:: Data section ::
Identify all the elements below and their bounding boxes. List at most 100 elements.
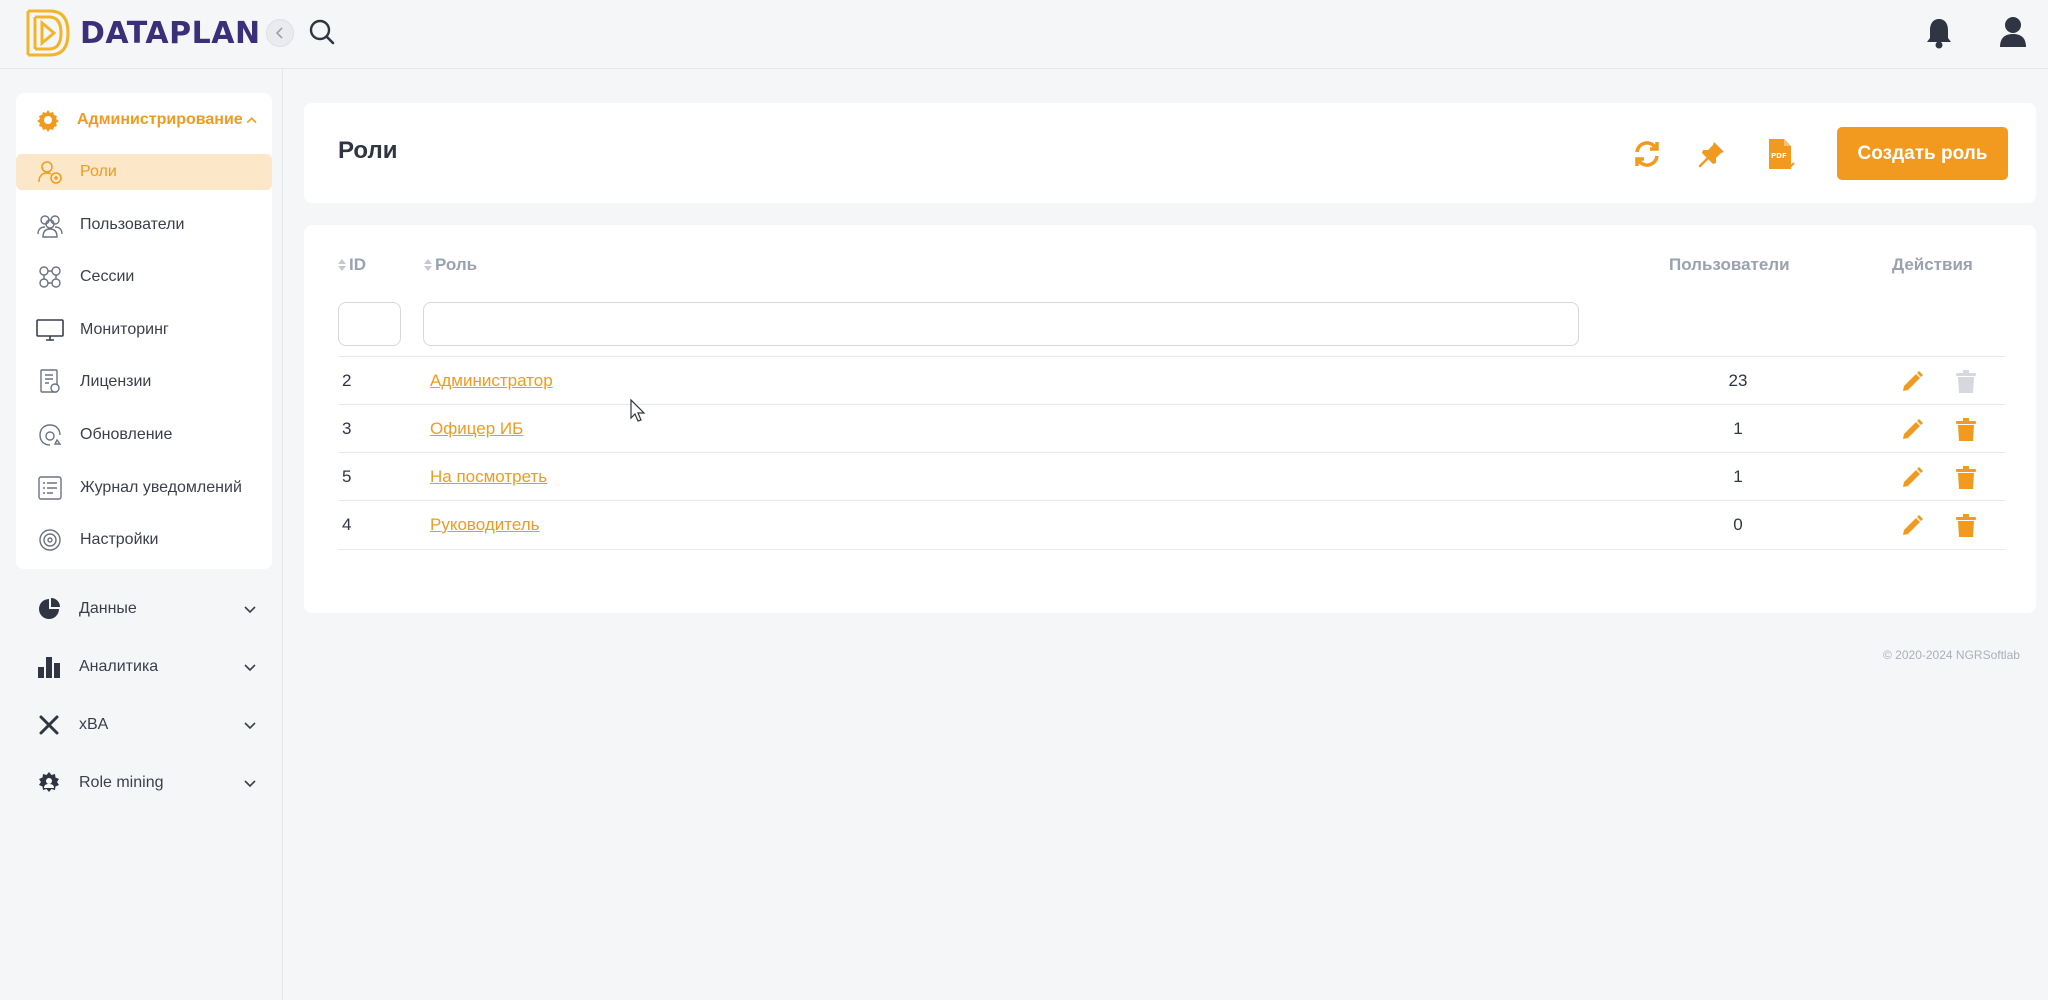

==

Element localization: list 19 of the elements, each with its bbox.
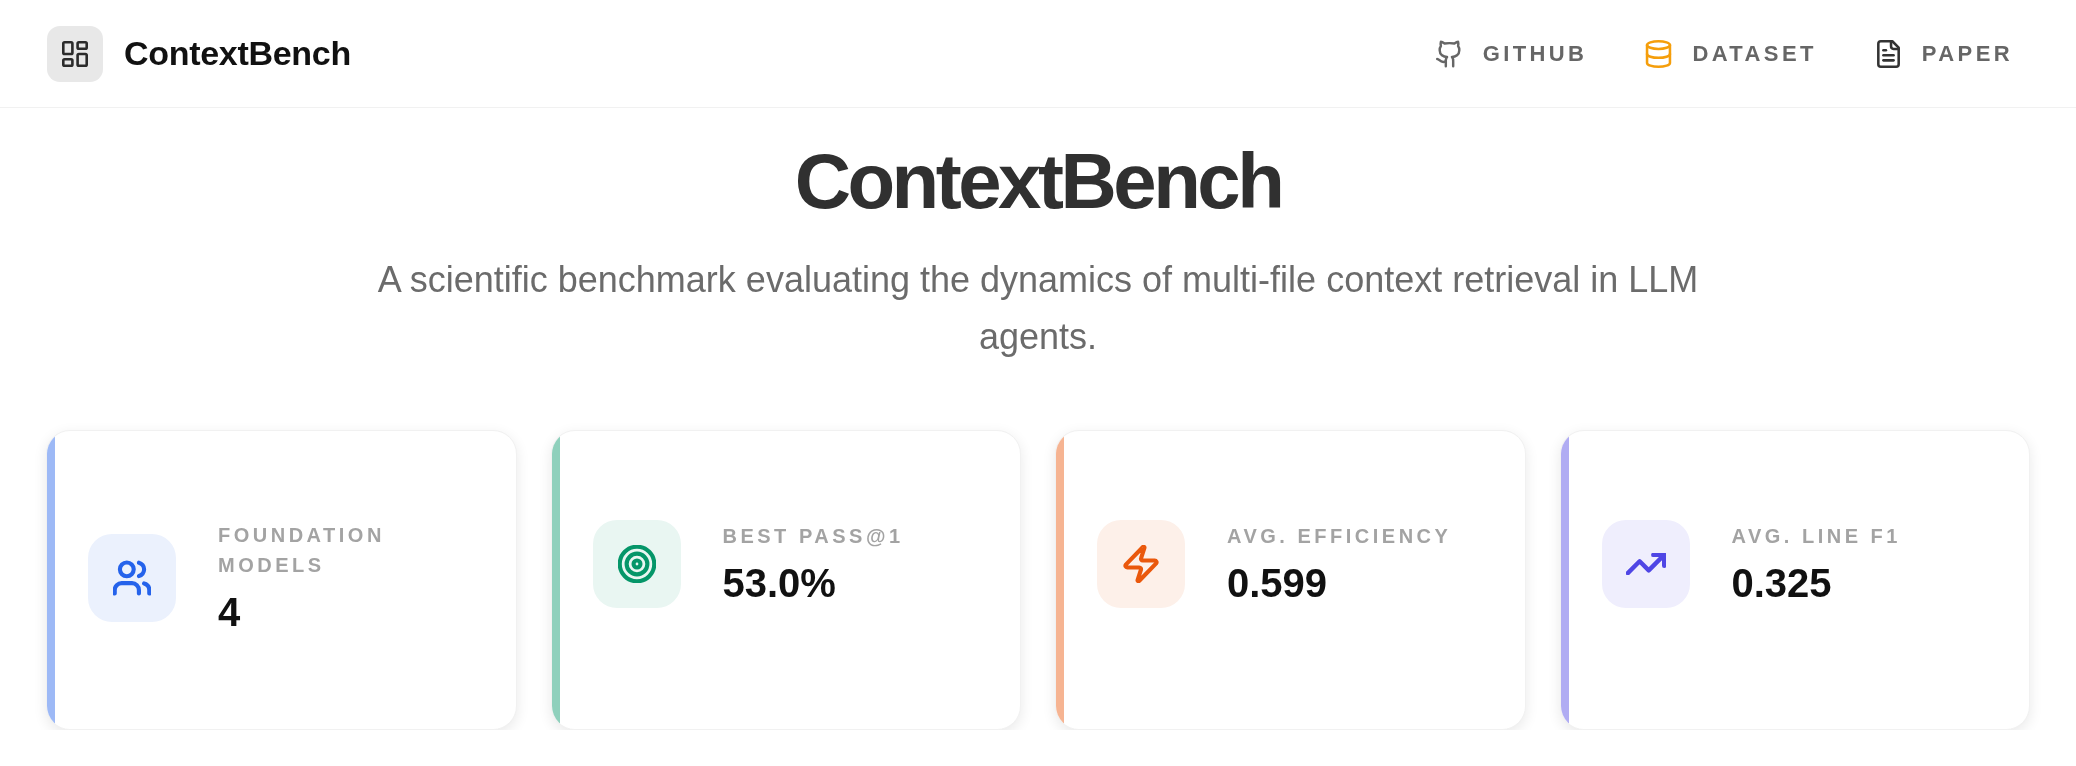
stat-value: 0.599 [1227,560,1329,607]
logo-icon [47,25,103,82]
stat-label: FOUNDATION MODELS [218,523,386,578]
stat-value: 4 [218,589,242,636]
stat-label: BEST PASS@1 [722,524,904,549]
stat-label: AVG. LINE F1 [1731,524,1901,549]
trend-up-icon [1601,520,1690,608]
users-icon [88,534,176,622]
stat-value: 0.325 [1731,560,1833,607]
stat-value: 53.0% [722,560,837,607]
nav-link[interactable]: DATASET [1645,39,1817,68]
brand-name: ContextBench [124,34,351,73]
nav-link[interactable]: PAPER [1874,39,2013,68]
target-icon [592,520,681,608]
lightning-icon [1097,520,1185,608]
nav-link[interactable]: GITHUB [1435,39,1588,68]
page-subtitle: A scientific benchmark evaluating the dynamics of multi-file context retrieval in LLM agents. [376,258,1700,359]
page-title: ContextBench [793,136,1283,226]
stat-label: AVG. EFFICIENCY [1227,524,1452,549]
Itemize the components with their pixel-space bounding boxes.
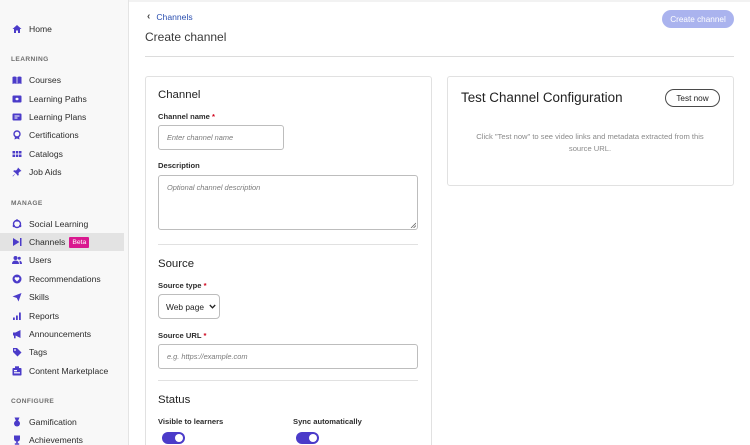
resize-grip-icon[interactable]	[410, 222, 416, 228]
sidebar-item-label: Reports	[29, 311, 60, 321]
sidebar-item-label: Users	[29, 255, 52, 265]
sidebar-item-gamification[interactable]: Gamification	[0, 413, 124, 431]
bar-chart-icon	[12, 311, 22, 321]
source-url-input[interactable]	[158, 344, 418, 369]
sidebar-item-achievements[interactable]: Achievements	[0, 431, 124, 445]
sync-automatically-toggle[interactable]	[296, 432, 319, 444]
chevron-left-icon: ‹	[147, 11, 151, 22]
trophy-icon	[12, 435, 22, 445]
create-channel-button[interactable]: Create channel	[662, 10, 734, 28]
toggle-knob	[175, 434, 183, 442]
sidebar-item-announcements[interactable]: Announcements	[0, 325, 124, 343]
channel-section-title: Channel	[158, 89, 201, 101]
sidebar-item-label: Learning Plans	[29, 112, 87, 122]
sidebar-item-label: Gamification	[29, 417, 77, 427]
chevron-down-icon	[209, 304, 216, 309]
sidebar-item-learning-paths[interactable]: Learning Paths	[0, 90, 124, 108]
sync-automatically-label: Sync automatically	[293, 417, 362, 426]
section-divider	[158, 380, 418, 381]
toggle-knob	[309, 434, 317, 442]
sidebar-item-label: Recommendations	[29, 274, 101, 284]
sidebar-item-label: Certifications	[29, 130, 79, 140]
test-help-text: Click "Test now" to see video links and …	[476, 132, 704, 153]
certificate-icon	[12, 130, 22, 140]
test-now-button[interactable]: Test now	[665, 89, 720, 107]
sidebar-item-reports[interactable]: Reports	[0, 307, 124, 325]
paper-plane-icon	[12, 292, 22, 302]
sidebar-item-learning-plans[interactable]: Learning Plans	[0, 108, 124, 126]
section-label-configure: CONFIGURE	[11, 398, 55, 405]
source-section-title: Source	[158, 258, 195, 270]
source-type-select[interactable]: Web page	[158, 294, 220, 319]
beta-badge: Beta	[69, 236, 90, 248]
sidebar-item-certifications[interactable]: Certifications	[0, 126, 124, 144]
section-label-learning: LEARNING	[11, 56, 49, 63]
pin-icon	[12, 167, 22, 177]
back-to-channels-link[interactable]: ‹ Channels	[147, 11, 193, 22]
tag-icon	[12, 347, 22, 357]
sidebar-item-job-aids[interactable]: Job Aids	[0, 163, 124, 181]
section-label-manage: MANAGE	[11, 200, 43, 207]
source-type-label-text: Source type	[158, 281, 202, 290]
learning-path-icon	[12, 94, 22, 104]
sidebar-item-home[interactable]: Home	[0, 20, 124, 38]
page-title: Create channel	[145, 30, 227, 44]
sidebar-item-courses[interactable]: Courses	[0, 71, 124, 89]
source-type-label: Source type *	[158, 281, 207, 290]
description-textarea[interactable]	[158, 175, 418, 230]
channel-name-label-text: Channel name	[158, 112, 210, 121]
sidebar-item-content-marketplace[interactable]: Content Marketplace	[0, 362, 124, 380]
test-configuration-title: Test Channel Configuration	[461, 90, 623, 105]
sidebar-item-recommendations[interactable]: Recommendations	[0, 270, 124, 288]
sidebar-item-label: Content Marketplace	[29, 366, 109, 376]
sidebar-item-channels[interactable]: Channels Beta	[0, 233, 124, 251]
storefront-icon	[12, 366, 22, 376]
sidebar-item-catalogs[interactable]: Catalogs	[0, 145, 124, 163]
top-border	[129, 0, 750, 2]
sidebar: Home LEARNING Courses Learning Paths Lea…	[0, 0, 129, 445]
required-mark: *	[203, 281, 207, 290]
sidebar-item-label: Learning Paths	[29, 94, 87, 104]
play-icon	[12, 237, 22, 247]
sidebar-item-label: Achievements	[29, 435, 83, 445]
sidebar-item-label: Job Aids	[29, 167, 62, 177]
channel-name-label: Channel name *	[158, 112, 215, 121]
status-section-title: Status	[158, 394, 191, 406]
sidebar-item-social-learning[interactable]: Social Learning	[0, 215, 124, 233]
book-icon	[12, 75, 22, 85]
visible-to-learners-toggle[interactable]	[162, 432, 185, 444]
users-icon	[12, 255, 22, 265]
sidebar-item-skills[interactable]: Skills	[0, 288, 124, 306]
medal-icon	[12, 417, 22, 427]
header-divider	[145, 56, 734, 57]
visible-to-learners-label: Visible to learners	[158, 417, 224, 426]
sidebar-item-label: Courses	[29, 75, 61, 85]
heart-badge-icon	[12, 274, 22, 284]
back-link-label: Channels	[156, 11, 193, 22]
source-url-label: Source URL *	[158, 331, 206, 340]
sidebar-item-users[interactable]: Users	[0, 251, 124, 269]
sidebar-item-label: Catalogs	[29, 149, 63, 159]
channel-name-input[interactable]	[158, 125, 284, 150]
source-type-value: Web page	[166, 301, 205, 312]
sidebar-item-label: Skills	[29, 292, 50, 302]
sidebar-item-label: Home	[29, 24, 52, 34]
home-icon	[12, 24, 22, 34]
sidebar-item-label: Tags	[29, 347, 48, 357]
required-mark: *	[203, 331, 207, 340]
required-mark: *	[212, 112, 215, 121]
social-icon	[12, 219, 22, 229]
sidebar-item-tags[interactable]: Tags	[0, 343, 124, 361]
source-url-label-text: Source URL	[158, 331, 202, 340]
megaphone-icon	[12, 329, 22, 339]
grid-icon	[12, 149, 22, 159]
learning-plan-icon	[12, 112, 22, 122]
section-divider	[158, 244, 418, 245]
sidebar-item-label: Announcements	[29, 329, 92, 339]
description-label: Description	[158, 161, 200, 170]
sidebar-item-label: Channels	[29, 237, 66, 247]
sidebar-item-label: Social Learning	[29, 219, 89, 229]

:: Problem description ::
Recast the lines from the one containing "Itemize the components" through the one containing "435, 22, 445]", inclusive, as a JSON list of strings with one string per line. Skip blank lines and leave the pictures out.

:: The solution ::
[
  "Itemize the components with their pixel-space bounding boxes.",
  "resize-grip-icon[interactable]\t[410, 222, 416, 228]",
  "sidebar-item-label: Reports\t[29, 311, 60, 321]",
  "sidebar-item-label: Users\t[29, 255, 52, 265]",
  "sidebar-item-gamification[interactable]: Gamification\t[0, 413, 124, 431]",
  "bar-chart-icon\t[12, 311, 22, 321]",
  "source-url-input[interactable]\t[158, 344, 418, 369]",
  "sidebar-item-achievements[interactable]: Achievements\t[0, 431, 124, 445]",
  "sync-automatically-toggle[interactable]\t[296, 432, 319, 444]",
  "chevron-left-icon: ‹\t[147, 11, 151, 22]",
  "trophy-icon\t[12, 435, 22, 445]"
]